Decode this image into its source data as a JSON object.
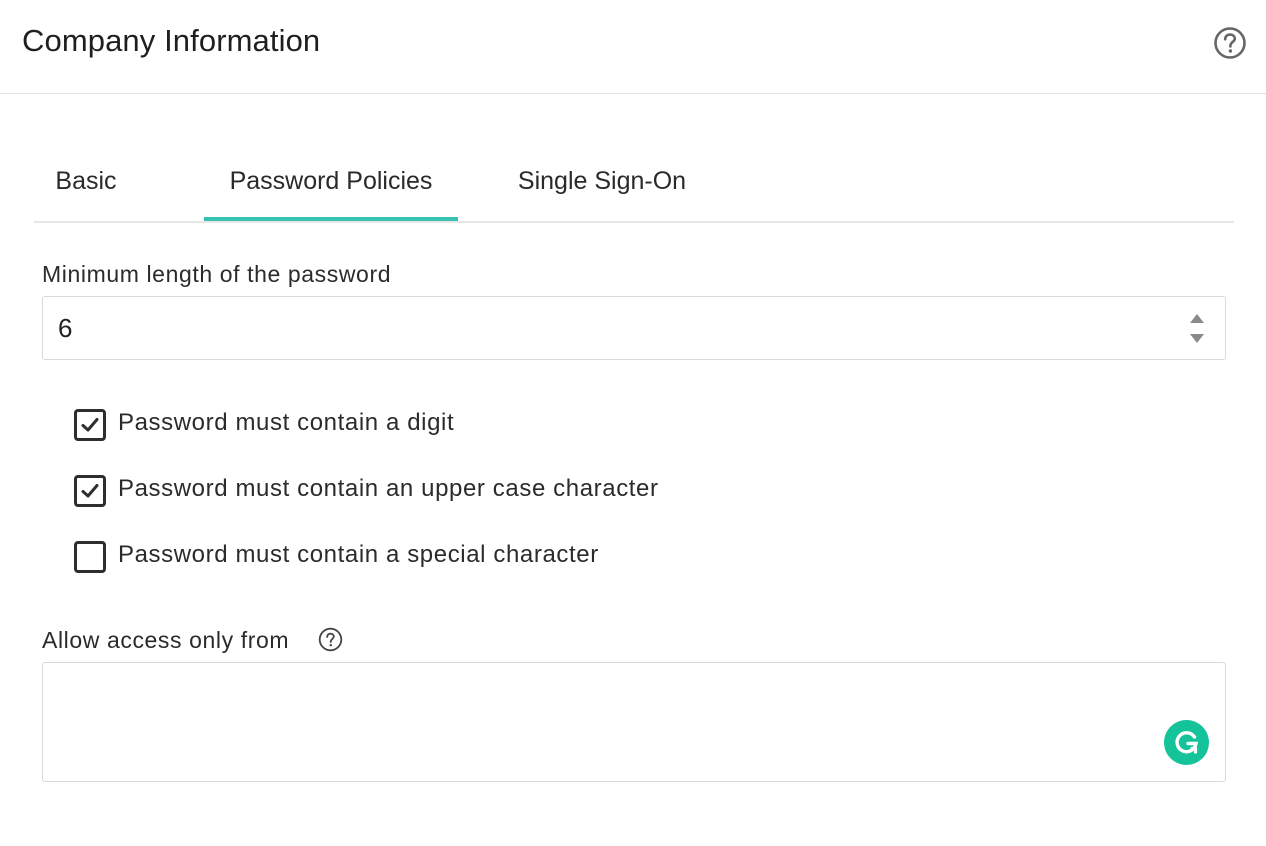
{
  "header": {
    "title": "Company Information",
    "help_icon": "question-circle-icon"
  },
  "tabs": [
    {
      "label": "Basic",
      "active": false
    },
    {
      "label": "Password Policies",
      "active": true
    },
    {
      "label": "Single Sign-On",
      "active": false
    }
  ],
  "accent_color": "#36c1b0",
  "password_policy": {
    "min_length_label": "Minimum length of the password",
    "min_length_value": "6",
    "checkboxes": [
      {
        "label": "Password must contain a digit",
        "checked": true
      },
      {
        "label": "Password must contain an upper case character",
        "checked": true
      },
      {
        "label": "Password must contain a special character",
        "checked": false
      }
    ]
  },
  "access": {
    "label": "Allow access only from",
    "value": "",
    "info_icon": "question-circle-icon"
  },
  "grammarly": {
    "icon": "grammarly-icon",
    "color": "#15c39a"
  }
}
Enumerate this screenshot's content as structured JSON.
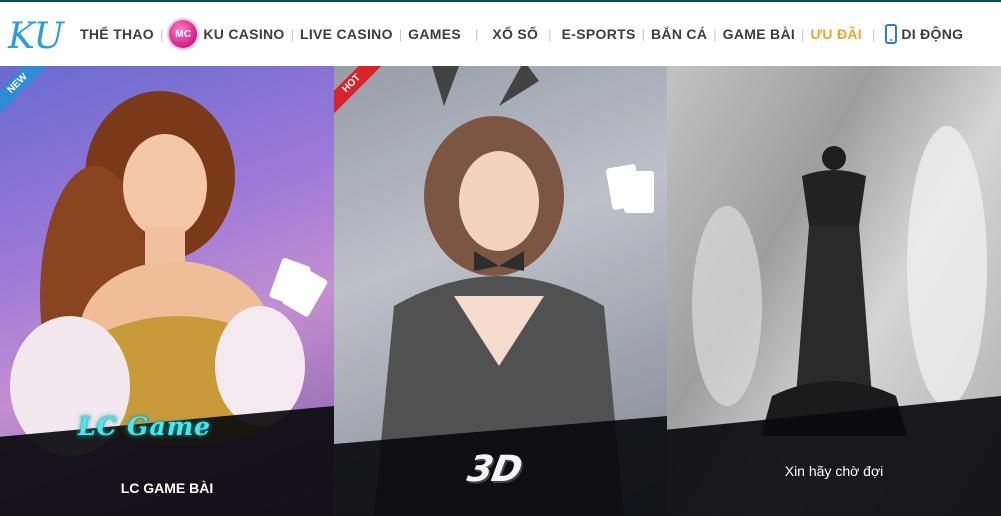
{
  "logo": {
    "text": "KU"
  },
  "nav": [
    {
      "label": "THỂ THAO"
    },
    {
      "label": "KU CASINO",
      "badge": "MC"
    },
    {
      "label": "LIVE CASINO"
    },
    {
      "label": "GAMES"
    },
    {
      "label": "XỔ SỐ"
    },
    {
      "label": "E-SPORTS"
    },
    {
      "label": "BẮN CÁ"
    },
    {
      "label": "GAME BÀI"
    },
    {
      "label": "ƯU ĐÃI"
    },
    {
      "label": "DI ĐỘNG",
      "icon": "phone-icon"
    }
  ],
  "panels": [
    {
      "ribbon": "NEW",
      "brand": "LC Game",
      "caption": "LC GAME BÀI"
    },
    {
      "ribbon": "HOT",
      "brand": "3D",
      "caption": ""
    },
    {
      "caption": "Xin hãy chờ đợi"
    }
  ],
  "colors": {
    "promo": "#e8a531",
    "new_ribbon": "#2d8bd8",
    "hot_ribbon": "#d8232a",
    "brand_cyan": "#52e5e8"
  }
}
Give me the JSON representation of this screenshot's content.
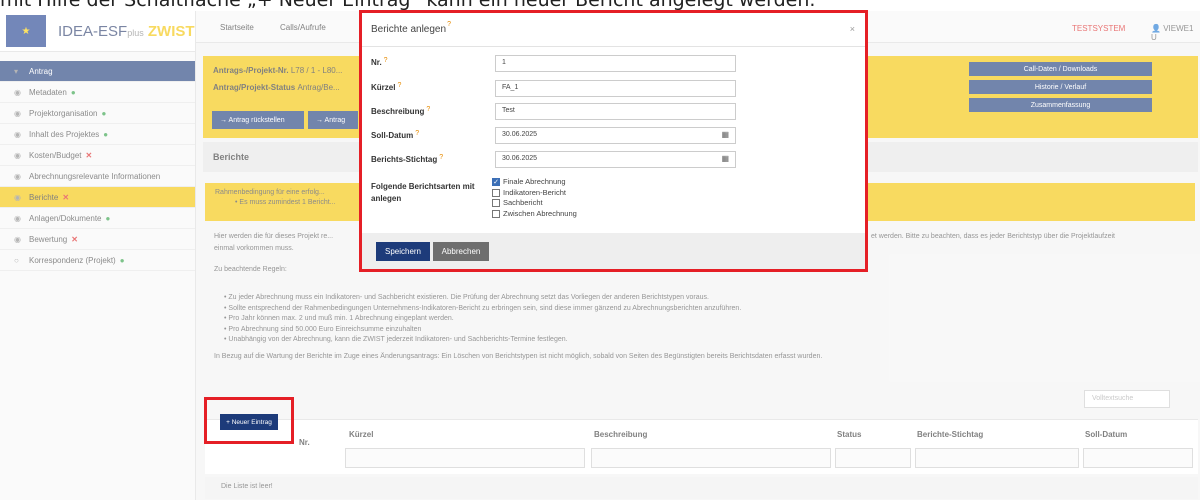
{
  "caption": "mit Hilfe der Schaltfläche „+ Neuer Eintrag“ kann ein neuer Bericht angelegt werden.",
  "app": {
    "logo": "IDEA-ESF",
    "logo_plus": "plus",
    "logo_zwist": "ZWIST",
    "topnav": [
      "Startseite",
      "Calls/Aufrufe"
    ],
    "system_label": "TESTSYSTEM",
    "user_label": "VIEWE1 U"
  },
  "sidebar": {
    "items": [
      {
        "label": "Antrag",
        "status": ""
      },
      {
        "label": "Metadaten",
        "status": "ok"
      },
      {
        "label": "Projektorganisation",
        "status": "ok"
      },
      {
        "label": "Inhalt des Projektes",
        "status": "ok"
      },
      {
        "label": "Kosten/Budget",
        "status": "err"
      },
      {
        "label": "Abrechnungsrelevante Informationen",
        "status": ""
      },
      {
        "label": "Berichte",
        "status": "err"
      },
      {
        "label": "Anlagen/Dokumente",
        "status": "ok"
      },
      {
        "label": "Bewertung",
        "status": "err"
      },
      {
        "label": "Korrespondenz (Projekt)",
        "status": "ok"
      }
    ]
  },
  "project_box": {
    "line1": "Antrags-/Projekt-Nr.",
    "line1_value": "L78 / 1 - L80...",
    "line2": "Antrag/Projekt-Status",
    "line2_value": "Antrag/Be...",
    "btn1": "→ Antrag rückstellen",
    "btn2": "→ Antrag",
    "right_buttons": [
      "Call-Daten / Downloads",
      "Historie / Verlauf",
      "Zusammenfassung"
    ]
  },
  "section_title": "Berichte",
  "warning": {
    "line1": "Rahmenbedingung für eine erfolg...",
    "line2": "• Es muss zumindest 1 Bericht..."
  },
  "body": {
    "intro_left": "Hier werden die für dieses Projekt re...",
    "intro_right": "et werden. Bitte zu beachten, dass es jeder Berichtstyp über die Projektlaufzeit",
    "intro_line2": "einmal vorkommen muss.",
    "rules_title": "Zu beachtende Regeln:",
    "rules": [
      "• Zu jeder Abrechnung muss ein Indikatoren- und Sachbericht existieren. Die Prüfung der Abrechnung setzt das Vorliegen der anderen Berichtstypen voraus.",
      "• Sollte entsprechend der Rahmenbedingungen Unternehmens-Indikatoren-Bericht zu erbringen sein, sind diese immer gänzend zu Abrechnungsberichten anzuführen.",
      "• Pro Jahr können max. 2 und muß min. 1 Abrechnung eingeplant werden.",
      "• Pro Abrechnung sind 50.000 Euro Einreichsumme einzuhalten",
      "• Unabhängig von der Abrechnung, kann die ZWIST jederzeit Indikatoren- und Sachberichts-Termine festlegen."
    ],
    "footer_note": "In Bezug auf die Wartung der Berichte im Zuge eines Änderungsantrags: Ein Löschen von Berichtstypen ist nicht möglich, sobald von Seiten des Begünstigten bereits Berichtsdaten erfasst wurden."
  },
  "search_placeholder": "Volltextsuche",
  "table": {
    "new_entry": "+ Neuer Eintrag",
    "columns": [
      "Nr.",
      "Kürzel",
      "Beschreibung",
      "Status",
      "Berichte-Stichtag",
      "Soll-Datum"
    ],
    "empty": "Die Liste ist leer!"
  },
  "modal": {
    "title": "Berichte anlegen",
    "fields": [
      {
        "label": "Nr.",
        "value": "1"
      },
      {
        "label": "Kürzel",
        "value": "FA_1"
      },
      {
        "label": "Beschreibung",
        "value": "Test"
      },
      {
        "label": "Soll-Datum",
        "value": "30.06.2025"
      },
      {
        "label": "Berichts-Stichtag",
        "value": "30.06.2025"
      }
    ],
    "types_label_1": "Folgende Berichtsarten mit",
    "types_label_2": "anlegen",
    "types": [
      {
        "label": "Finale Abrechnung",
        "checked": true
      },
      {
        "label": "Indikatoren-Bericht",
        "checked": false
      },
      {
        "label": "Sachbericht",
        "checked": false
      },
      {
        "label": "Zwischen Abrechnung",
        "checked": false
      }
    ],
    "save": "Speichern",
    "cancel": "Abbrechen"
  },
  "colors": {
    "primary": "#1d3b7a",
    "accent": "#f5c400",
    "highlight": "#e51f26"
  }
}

# AIM
Could you reproduce every record above exactly, leaving out the pictures?

# TASK ANSWER
Decode this image into its source data as a JSON object.
{
  "header": {
    "title": "Company Information",
    "help_icon": "question-circle-icon"
  },
  "tabs": [
    {
      "label": "Basic",
      "active": false
    },
    {
      "label": "Password Policies",
      "active": true
    },
    {
      "label": "Single Sign-On",
      "active": false
    }
  ],
  "accent_color": "#36c1b0",
  "password_policy": {
    "min_length_label": "Minimum length of the password",
    "min_length_value": "6",
    "checkboxes": [
      {
        "label": "Password must contain a digit",
        "checked": true
      },
      {
        "label": "Password must contain an upper case character",
        "checked": true
      },
      {
        "label": "Password must contain a special character",
        "checked": false
      }
    ]
  },
  "access": {
    "label": "Allow access only from",
    "value": "",
    "info_icon": "question-circle-icon"
  },
  "grammarly": {
    "icon": "grammarly-icon",
    "color": "#15c39a"
  }
}
Enumerate this screenshot's content as structured JSON.
{
  "logo": {
    "text": "KU"
  },
  "nav": [
    {
      "label": "THỂ THAO"
    },
    {
      "label": "KU CASINO",
      "badge": "MC"
    },
    {
      "label": "LIVE CASINO"
    },
    {
      "label": "GAMES"
    },
    {
      "label": "XỔ SỐ"
    },
    {
      "label": "E-SPORTS"
    },
    {
      "label": "BẮN CÁ"
    },
    {
      "label": "GAME BÀI"
    },
    {
      "label": "ƯU ĐÃI"
    },
    {
      "label": "DI ĐỘNG",
      "icon": "phone-icon"
    }
  ],
  "panels": [
    {
      "ribbon": "NEW",
      "brand": "LC Game",
      "caption": "LC GAME BÀI"
    },
    {
      "ribbon": "HOT",
      "brand": "3D",
      "caption": ""
    },
    {
      "caption": "Xin hãy chờ đợi"
    }
  ],
  "colors": {
    "promo": "#e8a531",
    "new_ribbon": "#2d8bd8",
    "hot_ribbon": "#d8232a",
    "brand_cyan": "#52e5e8"
  }
}
Give me the JSON representation of this screenshot's content.
{
  "caption": "mit Hilfe der Schaltfläche „+ Neuer Eintrag“ kann ein neuer Bericht angelegt werden.",
  "app": {
    "logo": "IDEA-ESF",
    "logo_plus": "plus",
    "logo_zwist": "ZWIST",
    "topnav": [
      "Startseite",
      "Calls/Aufrufe"
    ],
    "system_label": "TESTSYSTEM",
    "user_label": "VIEWE1 U"
  },
  "sidebar": {
    "items": [
      {
        "label": "Antrag",
        "status": ""
      },
      {
        "label": "Metadaten",
        "status": "ok"
      },
      {
        "label": "Projektorganisation",
        "status": "ok"
      },
      {
        "label": "Inhalt des Projektes",
        "status": "ok"
      },
      {
        "label": "Kosten/Budget",
        "status": "err"
      },
      {
        "label": "Abrechnungsrelevante Informationen",
        "status": ""
      },
      {
        "label": "Berichte",
        "status": "err"
      },
      {
        "label": "Anlagen/Dokumente",
        "status": "ok"
      },
      {
        "label": "Bewertung",
        "status": "err"
      },
      {
        "label": "Korrespondenz (Projekt)",
        "status": "ok"
      }
    ]
  },
  "project_box": {
    "line1": "Antrags-/Projekt-Nr.",
    "line1_value": "L78 / 1 - L80...",
    "line2": "Antrag/Projekt-Status",
    "line2_value": "Antrag/Be...",
    "btn1": "→ Antrag rückstellen",
    "btn2": "→ Antrag",
    "right_buttons": [
      "Call-Daten / Downloads",
      "Historie / Verlauf",
      "Zusammenfassung"
    ]
  },
  "section_title": "Berichte",
  "warning": {
    "line1": "Rahmenbedingung für eine erfolg...",
    "line2": "• Es muss zumindest 1 Bericht..."
  },
  "body": {
    "intro_left": "Hier werden die für dieses Projekt re...",
    "intro_right": "et werden. Bitte zu beachten, dass es jeder Berichtstyp über die Projektlaufzeit",
    "intro_line2": "einmal vorkommen muss.",
    "rules_title": "Zu beachtende Regeln:",
    "rules": [
      "• Zu jeder Abrechnung muss ein Indikatoren- und Sachbericht existieren. Die Prüfung der Abrechnung setzt das Vorliegen der anderen Berichtstypen voraus.",
      "• Sollte entsprechend der Rahmenbedingungen Unternehmens-Indikatoren-Bericht zu erbringen sein, sind diese immer gänzend zu Abrechnungsberichten anzuführen.",
      "• Pro Jahr können max. 2 und muß min. 1 Abrechnung eingeplant werden.",
      "• Pro Abrechnung sind 50.000 Euro Einreichsumme einzuhalten",
      "• Unabhängig von der Abrechnung, kann die ZWIST jederzeit Indikatoren- und Sachberichts-Termine festlegen."
    ],
    "footer_note": "In Bezug auf die Wartung der Berichte im Zuge eines Änderungsantrags: Ein Löschen von Berichtstypen ist nicht möglich, sobald von Seiten des Begünstigten bereits Berichtsdaten erfasst wurden."
  },
  "search_placeholder": "Volltextsuche",
  "table": {
    "new_entry": "+ Neuer Eintrag",
    "columns": [
      "Nr.",
      "Kürzel",
      "Beschreibung",
      "Status",
      "Berichte-Stichtag",
      "Soll-Datum"
    ],
    "empty": "Die Liste ist leer!"
  },
  "modal": {
    "title": "Berichte anlegen",
    "fields": [
      {
        "label": "Nr.",
        "value": "1"
      },
      {
        "label": "Kürzel",
        "value": "FA_1"
      },
      {
        "label": "Beschreibung",
        "value": "Test"
      },
      {
        "label": "Soll-Datum",
        "value": "30.06.2025"
      },
      {
        "label": "Berichts-Stichtag",
        "value": "30.06.2025"
      }
    ],
    "types_label_1": "Folgende Berichtsarten mit",
    "types_label_2": "anlegen",
    "types": [
      {
        "label": "Finale Abrechnung",
        "checked": true
      },
      {
        "label": "Indikatoren-Bericht",
        "checked": false
      },
      {
        "label": "Sachbericht",
        "checked": false
      },
      {
        "label": "Zwischen Abrechnung",
        "checked": false
      }
    ],
    "save": "Speichern",
    "cancel": "Abbrechen"
  },
  "colors": {
    "primary": "#1d3b7a",
    "accent": "#f5c400",
    "highlight": "#e51f26"
  }
}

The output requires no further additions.